[Entries taken from a collection]
## BEGIN

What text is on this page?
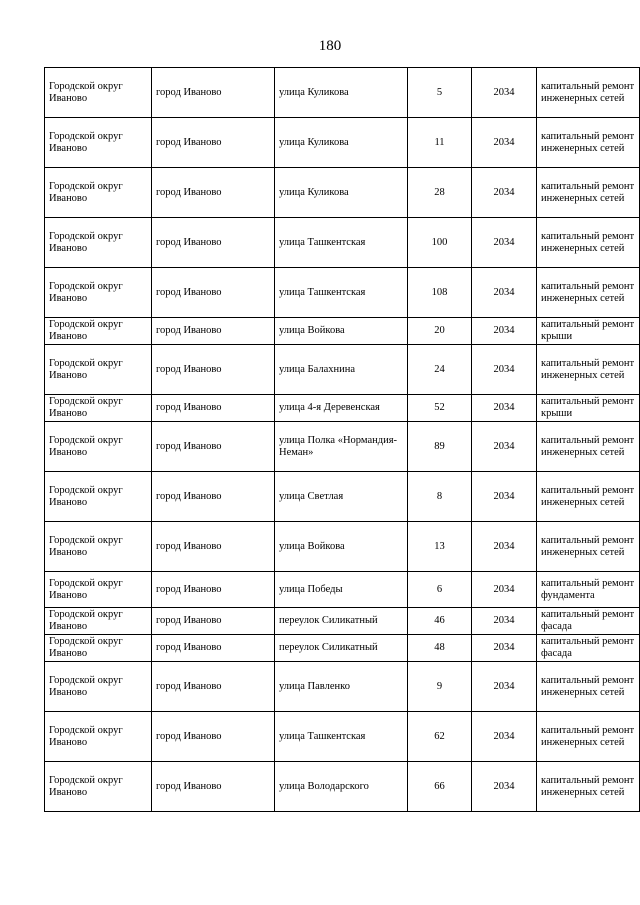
180
Городской округ Иваново	город Иваново	улица Куликова	5	2034	капитальный ремонт инженерных сетей
Городской округ Иваново	город Иваново	улица Куликова	11	2034	капитальный ремонт инженерных сетей
Городской округ Иваново	город Иваново	улица Куликова	28	2034	капитальный ремонт инженерных сетей
Городской округ Иваново	город Иваново	улица Ташкентская	100	2034	капитальный ремонт инженерных сетей
Городской округ Иваново	город Иваново	улица Ташкентская	108	2034	капитальный ремонт инженерных сетей
Городской округ Иваново	город Иваново	улица Войкова	20	2034	капитальный ремонт крыши
Городской округ Иваново	город Иваново	улица Балахнина	24	2034	капитальный ремонт инженерных сетей
Городской округ Иваново	город Иваново	улица 4-я Деревенская	52	2034	капитальный ремонт крыши
Городской округ Иваново	город Иваново	улица Полка «Нормандия-Неман»	89	2034	капитальный ремонт инженерных сетей
Городской округ Иваново	город Иваново	улица Светлая	8	2034	капитальный ремонт инженерных сетей
Городской округ Иваново	город Иваново	улица Войкова	13	2034	капитальный ремонт инженерных сетей
Городской округ Иваново	город Иваново	улица Победы	6	2034	капитальный ремонт фундамента
Городской округ Иваново	город Иваново	переулок Силикатный	46	2034	капитальный ремонт фасада
Городской округ Иваново	город Иваново	переулок Силикатный	48	2034	капитальный ремонт фасада
Городской округ Иваново	город Иваново	улица Павленко	9	2034	капитальный ремонт инженерных сетей
Городской округ Иваново	город Иваново	улица Ташкентская	62	2034	капитальный ремонт инженерных сетей
Городской округ Иваново	город Иваново	улица Володарского	66	2034	капитальный ремонт инженерных сетей
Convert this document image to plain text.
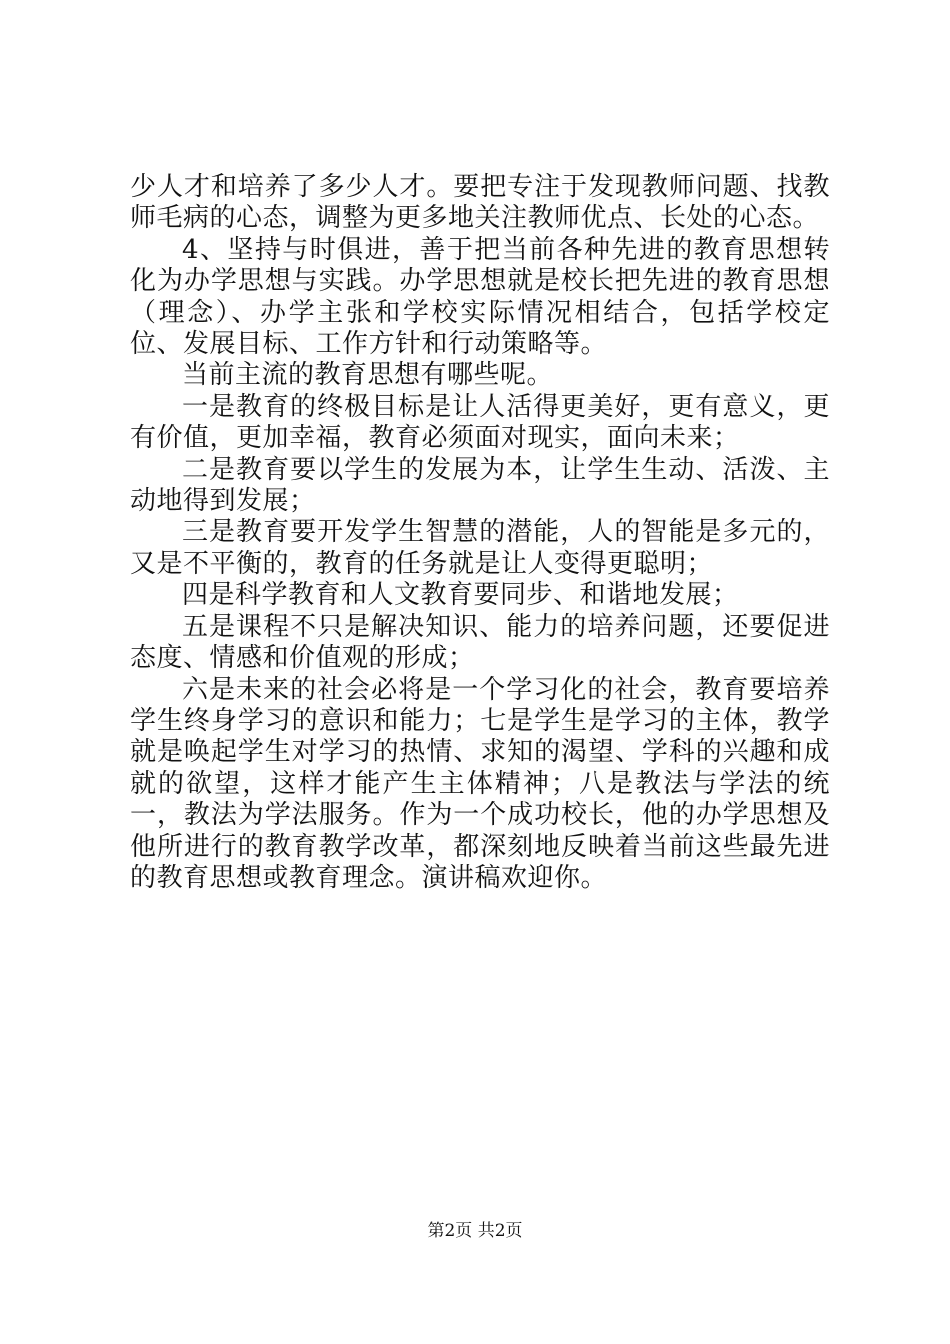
少人才和培养了多少人才。要把专注于发现教师问题、找教师毛病的心态，调整为更多地关注教师优点、长处的心态。

4、坚持与时俱进，善于把当前各种先进的教育思想转化为办学思想与实践。办学思想就是校长把先进的教育思想（理念）、办学主张和学校实际情况相结合，包括学校定位、发展目标、工作方针和行动策略等。

当前主流的教育思想有哪些呢。

一是教育的终极目标是让人活得更美好，更有意义，更有价值，更加幸福，教育必须面对现实，面向未来；

二是教育要以学生的发展为本，让学生生动、活泼、主动地得到发展；

三是教育要开发学生智慧的潜能，人的智能是多元的，又是不平衡的，教育的任务就是让人变得更聪明；

四是科学教育和人文教育要同步、和谐地发展；

五是课程不只是解决知识、能力的培养问题，还要促进态度、情感和价值观的形成；

六是未来的社会必将是一个学习化的社会，教育要培养学生终身学习的意识和能力；七是学生是学习的主体，教学就是唤起学生对学习的热情、求知的渴望、学科的兴趣和成就的欲望，这样才能产生主体精神；八是教法与学法的统一，教法为学法服务。作为一个成功校长，他的办学思想及他所进行的教育教学改革，都深刻地反映着当前这些最先进的教育思想或教育理念。演讲稿欢迎你。

第2页 共2页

## END

Reproduce the records verbatim, omitting all images they contain.

→ Reply to the task:
What text is on this page?
180
Городской округ Иваново	город Иваново	улица Куликова	5	2034	капитальный ремонт инженерных сетей
Городской округ Иваново	город Иваново	улица Куликова	11	2034	капитальный ремонт инженерных сетей
Городской округ Иваново	город Иваново	улица Куликова	28	2034	капитальный ремонт инженерных сетей
Городской округ Иваново	город Иваново	улица Ташкентская	100	2034	капитальный ремонт инженерных сетей
Городской округ Иваново	город Иваново	улица Ташкентская	108	2034	капитальный ремонт инженерных сетей
Городской округ Иваново	город Иваново	улица Войкова	20	2034	капитальный ремонт крыши
Городской округ Иваново	город Иваново	улица Балахнина	24	2034	капитальный ремонт инженерных сетей
Городской округ Иваново	город Иваново	улица 4-я Деревенская	52	2034	капитальный ремонт крыши
Городской округ Иваново	город Иваново	улица Полка «Нормандия-Неман»	89	2034	капитальный ремонт инженерных сетей
Городской округ Иваново	город Иваново	улица Светлая	8	2034	капитальный ремонт инженерных сетей
Городской округ Иваново	город Иваново	улица Войкова	13	2034	капитальный ремонт инженерных сетей
Городской округ Иваново	город Иваново	улица Победы	6	2034	капитальный ремонт фундамента
Городской округ Иваново	город Иваново	переулок Силикатный	46	2034	капитальный ремонт фасада
Городской округ Иваново	город Иваново	переулок Силикатный	48	2034	капитальный ремонт фасада
Городской округ Иваново	город Иваново	улица Павленко	9	2034	капитальный ремонт инженерных сетей
Городской округ Иваново	город Иваново	улица Ташкентская	62	2034	капитальный ремонт инженерных сетей
Городской округ Иваново	город Иваново	улица Володарского	66	2034	капитальный ремонт инженерных сетей
Convert this document image to plain text.
少人才和培养了多少人才。要把专注于发现教师问题、找教师毛病的心态，调整为更多地关注教师优点、长处的心态。

4、坚持与时俱进，善于把当前各种先进的教育思想转化为办学思想与实践。办学思想就是校长把先进的教育思想（理念）、办学主张和学校实际情况相结合，包括学校定位、发展目标、工作方针和行动策略等。

当前主流的教育思想有哪些呢。

一是教育的终极目标是让人活得更美好，更有意义，更有价值，更加幸福，教育必须面对现实，面向未来；

二是教育要以学生的发展为本，让学生生动、活泼、主动地得到发展；

三是教育要开发学生智慧的潜能，人的智能是多元的，又是不平衡的，教育的任务就是让人变得更聪明；

四是科学教育和人文教育要同步、和谐地发展；

五是课程不只是解决知识、能力的培养问题，还要促进态度、情感和价值观的形成；

六是未来的社会必将是一个学习化的社会，教育要培养学生终身学习的意识和能力；七是学生是学习的主体，教学就是唤起学生对学习的热情、求知的渴望、学科的兴趣和成就的欲望，这样才能产生主体精神；八是教法与学法的统一，教法为学法服务。作为一个成功校长，他的办学思想及他所进行的教育教学改革，都深刻地反映着当前这些最先进的教育思想或教育理念。演讲稿欢迎你。

第2页 共2页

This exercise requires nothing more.